-- Start --

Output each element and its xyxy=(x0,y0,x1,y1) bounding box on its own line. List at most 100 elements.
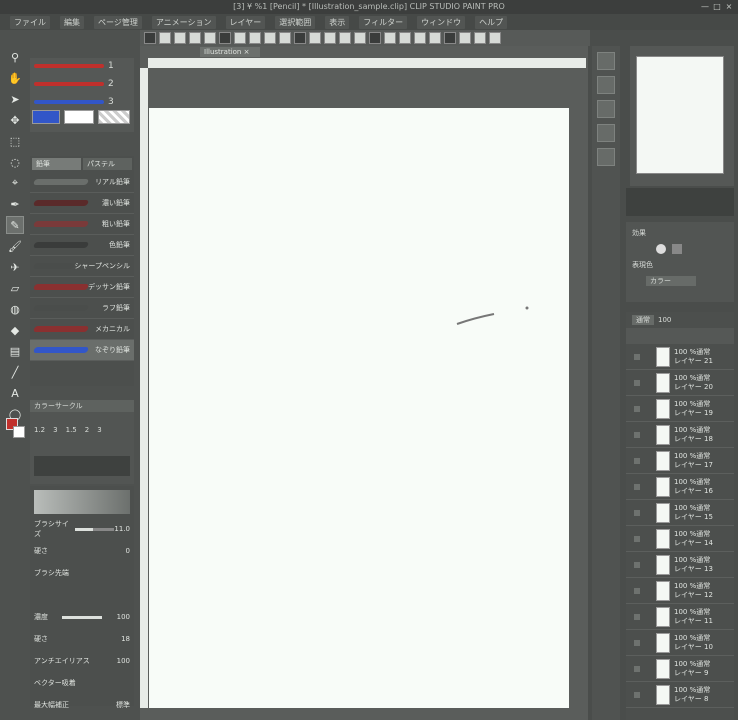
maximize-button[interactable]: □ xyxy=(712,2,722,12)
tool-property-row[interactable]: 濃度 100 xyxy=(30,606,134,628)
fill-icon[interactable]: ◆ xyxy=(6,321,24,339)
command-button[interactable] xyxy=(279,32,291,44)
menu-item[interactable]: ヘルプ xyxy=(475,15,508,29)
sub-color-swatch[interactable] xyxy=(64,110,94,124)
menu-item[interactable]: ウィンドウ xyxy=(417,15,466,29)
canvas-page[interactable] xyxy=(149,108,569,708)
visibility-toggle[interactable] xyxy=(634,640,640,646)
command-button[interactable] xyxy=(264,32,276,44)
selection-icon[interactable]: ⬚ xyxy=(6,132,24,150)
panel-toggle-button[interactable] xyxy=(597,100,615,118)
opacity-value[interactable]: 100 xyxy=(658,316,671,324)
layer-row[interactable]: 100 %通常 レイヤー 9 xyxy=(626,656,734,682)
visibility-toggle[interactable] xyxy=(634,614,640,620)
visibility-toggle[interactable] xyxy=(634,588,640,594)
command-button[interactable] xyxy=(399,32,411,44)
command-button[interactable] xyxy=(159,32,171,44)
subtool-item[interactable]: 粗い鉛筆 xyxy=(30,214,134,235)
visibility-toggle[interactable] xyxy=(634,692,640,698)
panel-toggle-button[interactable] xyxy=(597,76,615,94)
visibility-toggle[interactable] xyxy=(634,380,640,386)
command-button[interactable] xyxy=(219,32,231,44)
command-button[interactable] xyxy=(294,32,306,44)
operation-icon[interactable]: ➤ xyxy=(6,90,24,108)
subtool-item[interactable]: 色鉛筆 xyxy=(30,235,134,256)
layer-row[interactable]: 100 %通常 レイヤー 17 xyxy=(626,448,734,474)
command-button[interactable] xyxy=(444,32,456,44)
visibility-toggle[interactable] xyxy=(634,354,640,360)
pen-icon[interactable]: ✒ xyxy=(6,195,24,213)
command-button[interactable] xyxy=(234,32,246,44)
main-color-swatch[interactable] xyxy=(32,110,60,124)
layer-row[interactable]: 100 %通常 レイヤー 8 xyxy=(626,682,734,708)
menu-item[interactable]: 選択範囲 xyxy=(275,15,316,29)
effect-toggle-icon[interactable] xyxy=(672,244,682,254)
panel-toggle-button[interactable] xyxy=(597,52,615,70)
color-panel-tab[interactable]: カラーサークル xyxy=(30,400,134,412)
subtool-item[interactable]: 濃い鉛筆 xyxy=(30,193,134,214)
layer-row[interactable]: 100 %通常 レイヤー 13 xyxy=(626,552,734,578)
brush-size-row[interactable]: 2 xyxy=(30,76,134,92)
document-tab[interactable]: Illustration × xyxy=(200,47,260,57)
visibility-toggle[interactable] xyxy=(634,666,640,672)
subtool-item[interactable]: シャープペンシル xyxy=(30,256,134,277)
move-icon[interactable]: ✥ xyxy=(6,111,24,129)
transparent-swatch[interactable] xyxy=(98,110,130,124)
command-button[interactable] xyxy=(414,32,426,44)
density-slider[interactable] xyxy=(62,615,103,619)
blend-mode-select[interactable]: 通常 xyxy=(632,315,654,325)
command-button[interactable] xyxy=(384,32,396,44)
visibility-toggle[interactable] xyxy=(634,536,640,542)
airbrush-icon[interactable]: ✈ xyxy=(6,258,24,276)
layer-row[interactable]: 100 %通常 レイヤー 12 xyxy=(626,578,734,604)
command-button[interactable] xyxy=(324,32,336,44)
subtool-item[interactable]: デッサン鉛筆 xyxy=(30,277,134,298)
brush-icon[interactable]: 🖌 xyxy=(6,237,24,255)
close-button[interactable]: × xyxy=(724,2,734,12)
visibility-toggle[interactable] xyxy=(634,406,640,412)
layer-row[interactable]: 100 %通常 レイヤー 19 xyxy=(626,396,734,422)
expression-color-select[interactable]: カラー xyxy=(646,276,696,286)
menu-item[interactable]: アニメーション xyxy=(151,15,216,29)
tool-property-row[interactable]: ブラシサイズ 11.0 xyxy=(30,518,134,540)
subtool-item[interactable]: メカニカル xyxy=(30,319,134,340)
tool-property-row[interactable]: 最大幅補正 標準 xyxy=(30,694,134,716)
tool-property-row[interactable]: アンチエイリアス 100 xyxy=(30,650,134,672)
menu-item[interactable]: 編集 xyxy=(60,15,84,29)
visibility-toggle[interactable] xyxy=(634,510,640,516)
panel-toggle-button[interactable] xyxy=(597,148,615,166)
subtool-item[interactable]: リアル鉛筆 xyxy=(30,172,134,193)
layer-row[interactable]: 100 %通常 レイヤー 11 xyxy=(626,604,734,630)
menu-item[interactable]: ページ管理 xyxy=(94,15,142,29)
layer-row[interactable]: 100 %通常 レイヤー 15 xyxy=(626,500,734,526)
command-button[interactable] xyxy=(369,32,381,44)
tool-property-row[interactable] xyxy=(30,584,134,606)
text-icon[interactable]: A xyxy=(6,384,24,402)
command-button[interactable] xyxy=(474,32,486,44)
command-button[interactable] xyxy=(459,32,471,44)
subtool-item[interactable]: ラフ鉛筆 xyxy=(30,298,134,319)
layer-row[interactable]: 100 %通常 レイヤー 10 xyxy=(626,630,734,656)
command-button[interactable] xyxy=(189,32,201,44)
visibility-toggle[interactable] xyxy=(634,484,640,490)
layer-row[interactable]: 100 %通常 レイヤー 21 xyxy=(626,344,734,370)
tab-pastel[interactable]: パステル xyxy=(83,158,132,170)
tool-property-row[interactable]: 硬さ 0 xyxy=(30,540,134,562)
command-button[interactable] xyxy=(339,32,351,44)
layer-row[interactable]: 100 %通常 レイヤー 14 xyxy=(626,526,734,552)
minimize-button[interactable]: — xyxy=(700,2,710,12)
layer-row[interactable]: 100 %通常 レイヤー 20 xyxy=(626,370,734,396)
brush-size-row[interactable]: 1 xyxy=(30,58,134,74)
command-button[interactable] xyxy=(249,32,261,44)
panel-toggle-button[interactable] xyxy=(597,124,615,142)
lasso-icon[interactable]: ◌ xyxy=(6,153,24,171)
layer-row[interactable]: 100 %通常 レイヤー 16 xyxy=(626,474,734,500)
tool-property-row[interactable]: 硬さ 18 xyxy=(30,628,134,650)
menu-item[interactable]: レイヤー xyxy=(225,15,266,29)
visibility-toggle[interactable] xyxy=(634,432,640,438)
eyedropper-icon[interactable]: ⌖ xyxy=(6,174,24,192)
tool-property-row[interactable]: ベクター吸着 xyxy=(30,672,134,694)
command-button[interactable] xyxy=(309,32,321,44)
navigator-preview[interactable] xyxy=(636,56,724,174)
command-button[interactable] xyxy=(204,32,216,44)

-- End --

| Description of the task |
Render every line of all the entries above as a numbered list, omitting blank lines and leaving out the pictures.

| Correct answer |
1. Output each element and its xyxy=(x0,y0,x1,y1) bounding box on its own line. List at most 100 elements.
2. maximize-button[interactable]: □ xyxy=(712,2,722,12)
3. tool-property-row[interactable]: 濃度 100 xyxy=(30,606,134,628)
4. fill-icon[interactable]: ◆ xyxy=(6,321,24,339)
5. command-button[interactable] xyxy=(279,32,291,44)
6. menu-item[interactable]: ヘルプ xyxy=(475,15,508,29)
7. sub-color-swatch[interactable] xyxy=(64,110,94,124)
8. menu-item[interactable]: ウィンドウ xyxy=(417,15,466,29)
9. canvas-page[interactable] xyxy=(149,108,569,708)
10. visibility-toggle[interactable] xyxy=(634,640,640,646)
11. command-button[interactable] xyxy=(264,32,276,44)
12. selection-icon[interactable]: ⬚ xyxy=(6,132,24,150)
13. panel-toggle-button[interactable] xyxy=(597,100,615,118)
14. opacity-value[interactable]: 100 xyxy=(658,316,671,324)
15. layer-row[interactable]: 100 %通常 レイヤー 9 xyxy=(626,656,734,682)
16. visibility-toggle[interactable] xyxy=(634,614,640,620)
17. visibility-toggle[interactable] xyxy=(634,588,640,594)
18. command-button[interactable] xyxy=(399,32,411,44)
19. command-button[interactable] xyxy=(159,32,171,44)
20. subtool-item[interactable]: 粗い鉛筆 xyxy=(30,214,134,235)
21. visibility-toggle[interactable] xyxy=(634,692,640,698)
22. panel-toggle-button[interactable] xyxy=(597,76,615,94)
23. visibility-toggle[interactable] xyxy=(634,380,640,386)
24. command-button[interactable] xyxy=(219,32,231,44)
25. command-button[interactable] xyxy=(294,32,306,44)
26. operation-icon[interactable]: ➤ xyxy=(6,90,24,108)
27. subtool-item[interactable]: 色鉛筆 xyxy=(30,235,134,256)
28. layer-row[interactable]: 100 %通常 レイヤー 17 xyxy=(626,448,734,474)
29. command-button[interactable] xyxy=(444,32,456,44)
30. visibility-toggle[interactable] xyxy=(634,354,640,360)
31. pen-icon[interactable]: ✒ xyxy=(6,195,24,213)
32. command-button[interactable] xyxy=(234,32,246,44)
33. main-color-swatch[interactable] xyxy=(32,110,60,124)
34. layer-row[interactable]: 100 %通常 レイヤー 8 xyxy=(626,682,734,708)
35. menu-item[interactable]: 選択範囲 xyxy=(275,15,316,29)
36. effect-toggle-icon[interactable] xyxy=(672,244,682,254)
37. panel-toggle-button[interactable] xyxy=(597,52,615,70)
38. color-panel-tab[interactable]: カラーサークル xyxy=(30,400,134,412)
39. subtool-item[interactable]: 濃い鉛筆 xyxy=(30,193,134,214)
40. layer-row[interactable]: 100 %通常 レイヤー 13 xyxy=(626,552,734,578)
41. brush-size-row[interactable]: 2 xyxy=(30,76,134,92)
42. document-tab[interactable]: Illustration × xyxy=(200,47,260,57)
43. visibility-toggle[interactable] xyxy=(634,666,640,672)
44. subtool-item[interactable]: シャープペンシル xyxy=(30,256,134,277)
45. move-icon[interactable]: ✥ xyxy=(6,111,24,129)
46. transparent-swatch[interactable] xyxy=(98,110,130,124)
47. command-button[interactable] xyxy=(414,32,426,44)
48. density-slider[interactable] xyxy=(62,615,103,619)
49. blend-mode-select[interactable]: 通常 xyxy=(632,315,654,325)
50. command-button[interactable] xyxy=(384,32,396,44)
51. visibility-toggle[interactable] xyxy=(634,536,640,542)
52. airbrush-icon[interactable]: ✈ xyxy=(6,258,24,276)
53. layer-row[interactable]: 100 %通常 レイヤー 12 xyxy=(626,578,734,604)
54. command-button[interactable] xyxy=(324,32,336,44)
55. subtool-item[interactable]: デッサン鉛筆 xyxy=(30,277,134,298)
56. brush-icon[interactable]: 🖌 xyxy=(6,237,24,255)
57. close-button[interactable]: × xyxy=(724,2,734,12)
58. visibility-toggle[interactable] xyxy=(634,406,640,412)
59. layer-row[interactable]: 100 %通常 レイヤー 19 xyxy=(626,396,734,422)
60. expression-color-select[interactable]: カラー xyxy=(646,276,696,286)
61. menu-item[interactable]: アニメーション xyxy=(151,15,216,29)
62. tool-property-row[interactable]: ブラシサイズ 11.0 xyxy=(30,518,134,540)
63. subtool-item[interactable]: メカニカル xyxy=(30,319,134,340)
64. tool-property-row[interactable]: 最大幅補正 標準 xyxy=(30,694,134,716)
65. tool-property-row[interactable]: アンチエイリアス 100 xyxy=(30,650,134,672)
66. menu-item[interactable]: 編集 xyxy=(60,15,84,29)
67. visibility-toggle[interactable] xyxy=(634,510,640,516)
68. panel-toggle-button[interactable] xyxy=(597,148,615,166)
69. subtool-item[interactable]: リアル鉛筆 xyxy=(30,172,134,193)
70. layer-row[interactable]: 100 %通常 レイヤー 11 xyxy=(626,604,734,630)
71. menu-item[interactable]: ページ管理 xyxy=(94,15,142,29)
72. layer-row[interactable]: 100 %通常 レイヤー 15 xyxy=(626,500,734,526)
73. command-button[interactable] xyxy=(369,32,381,44)
74. tool-property-row[interactable] xyxy=(30,584,134,606)
75. text-icon[interactable]: A xyxy=(6,384,24,402)
76. command-button[interactable] xyxy=(474,32,486,44)
77. command-button[interactable] xyxy=(459,32,471,44)
78. subtool-item[interactable]: ラフ鉛筆 xyxy=(30,298,134,319)
79. layer-row[interactable]: 100 %通常 レイヤー 10 xyxy=(626,630,734,656)
80. command-button[interactable] xyxy=(189,32,201,44)
81. visibility-toggle[interactable] xyxy=(634,484,640,490)
82. layer-row[interactable]: 100 %通常 レイヤー 21 xyxy=(626,344,734,370)
83. tab-pastel[interactable]: パステル xyxy=(83,158,132,170)
84. tool-property-row[interactable]: 硬さ 0 xyxy=(30,540,134,562)
85. command-button[interactable] xyxy=(339,32,351,44)
86. layer-row[interactable]: 100 %通常 レイヤー 14 xyxy=(626,526,734,552)
87. minimize-button[interactable]: — xyxy=(700,2,710,12)
88. layer-row[interactable]: 100 %通常 レイヤー 20 xyxy=(626,370,734,396)
89. brush-size-row[interactable]: 1 xyxy=(30,58,134,74)
90. command-button[interactable] xyxy=(249,32,261,44)
91. panel-toggle-button[interactable] xyxy=(597,124,615,142)
92. lasso-icon[interactable]: ◌ xyxy=(6,153,24,171)
93. layer-row[interactable]: 100 %通常 レイヤー 16 xyxy=(626,474,734,500)
94. tool-property-row[interactable]: 硬さ 18 xyxy=(30,628,134,650)
95. menu-item[interactable]: レイヤー xyxy=(225,15,266,29)
96. visibility-toggle[interactable] xyxy=(634,432,640,438)
97. eyedropper-icon[interactable]: ⌖ xyxy=(6,174,24,192)
98. tool-property-row[interactable]: ベクター吸着 xyxy=(30,672,134,694)
99. command-button[interactable] xyxy=(309,32,321,44)
100. navigator-preview[interactable] xyxy=(636,56,724,174)
101. command-button[interactable] xyxy=(204,32,216,44)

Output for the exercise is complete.